-- Problem --
Collect all lines containing the word "Parteigenossen" from the data.

START Listed entries

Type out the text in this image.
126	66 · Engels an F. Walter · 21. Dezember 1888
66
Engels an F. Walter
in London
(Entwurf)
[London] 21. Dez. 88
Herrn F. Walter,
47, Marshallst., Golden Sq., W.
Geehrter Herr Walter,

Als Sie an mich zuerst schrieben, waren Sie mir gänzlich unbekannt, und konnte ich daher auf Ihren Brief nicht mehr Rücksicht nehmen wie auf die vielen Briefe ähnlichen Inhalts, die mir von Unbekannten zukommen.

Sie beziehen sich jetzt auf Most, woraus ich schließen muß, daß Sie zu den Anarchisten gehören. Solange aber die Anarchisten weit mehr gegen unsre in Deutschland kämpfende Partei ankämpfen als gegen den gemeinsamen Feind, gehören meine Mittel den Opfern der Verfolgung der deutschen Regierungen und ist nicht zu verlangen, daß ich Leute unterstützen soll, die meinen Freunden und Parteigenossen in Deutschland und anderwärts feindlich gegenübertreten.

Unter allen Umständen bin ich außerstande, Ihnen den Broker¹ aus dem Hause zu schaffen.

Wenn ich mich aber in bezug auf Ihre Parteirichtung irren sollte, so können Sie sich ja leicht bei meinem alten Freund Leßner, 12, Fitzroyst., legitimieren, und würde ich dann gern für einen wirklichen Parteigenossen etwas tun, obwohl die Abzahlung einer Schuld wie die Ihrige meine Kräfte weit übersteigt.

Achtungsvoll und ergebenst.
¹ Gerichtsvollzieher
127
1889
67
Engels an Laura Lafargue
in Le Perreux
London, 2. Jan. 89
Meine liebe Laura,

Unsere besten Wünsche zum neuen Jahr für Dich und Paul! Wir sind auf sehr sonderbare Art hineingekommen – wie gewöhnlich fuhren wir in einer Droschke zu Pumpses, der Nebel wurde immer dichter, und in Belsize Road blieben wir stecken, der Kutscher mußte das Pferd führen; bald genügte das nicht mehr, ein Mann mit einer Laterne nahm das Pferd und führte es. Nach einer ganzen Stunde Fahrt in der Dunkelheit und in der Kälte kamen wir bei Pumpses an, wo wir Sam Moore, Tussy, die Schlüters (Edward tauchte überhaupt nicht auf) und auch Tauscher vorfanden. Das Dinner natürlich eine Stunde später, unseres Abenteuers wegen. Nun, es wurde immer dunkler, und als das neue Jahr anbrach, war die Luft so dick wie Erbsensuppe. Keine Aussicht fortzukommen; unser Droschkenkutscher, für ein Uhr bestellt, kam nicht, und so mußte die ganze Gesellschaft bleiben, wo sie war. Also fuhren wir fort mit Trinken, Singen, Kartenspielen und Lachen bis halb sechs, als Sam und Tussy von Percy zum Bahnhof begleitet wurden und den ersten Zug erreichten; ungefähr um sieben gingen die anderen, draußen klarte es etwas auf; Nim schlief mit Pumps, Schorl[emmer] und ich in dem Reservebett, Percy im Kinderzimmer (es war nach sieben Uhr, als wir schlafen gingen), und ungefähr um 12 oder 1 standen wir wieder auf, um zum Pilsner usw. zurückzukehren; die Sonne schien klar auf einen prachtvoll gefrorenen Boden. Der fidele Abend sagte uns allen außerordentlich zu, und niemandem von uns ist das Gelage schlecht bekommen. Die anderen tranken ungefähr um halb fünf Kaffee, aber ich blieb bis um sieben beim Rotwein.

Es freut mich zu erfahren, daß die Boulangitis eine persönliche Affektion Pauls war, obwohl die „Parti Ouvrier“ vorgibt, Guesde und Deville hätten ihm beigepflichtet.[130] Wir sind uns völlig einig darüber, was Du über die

END Listed entries

-- Reply to the exercise --
Sie beziehen sich jetzt auf Most, woraus ich schließen muß, daß Sie zu den Anarchisten gehören. Solange aber die Anarchisten weit mehr gegen unsre in Deutschland kämpfende Partei ankämpfen als gegen den gemeinsamen Feind, gehören meine Mittel den Opfern der Verfolgung der deutschen Regierungen und ist nicht zu verlangen, daß ich Leute unterstützen soll, die meinen Freunden und Parteigenossen in Deutschland und anderwärts feindlich gegenübertreten.
Wenn ich mich aber in bezug auf Ihre Parteirichtung irren sollte, so können Sie sich ja leicht bei meinem alten Freund Leßner, 12, Fitzroyst., legitimieren, und würde ich dann gern für einen wirklichen Parteigenossen etwas tun, obwohl die Abzahlung einer Schuld wie die Ihrige meine Kräfte weit übersteigt.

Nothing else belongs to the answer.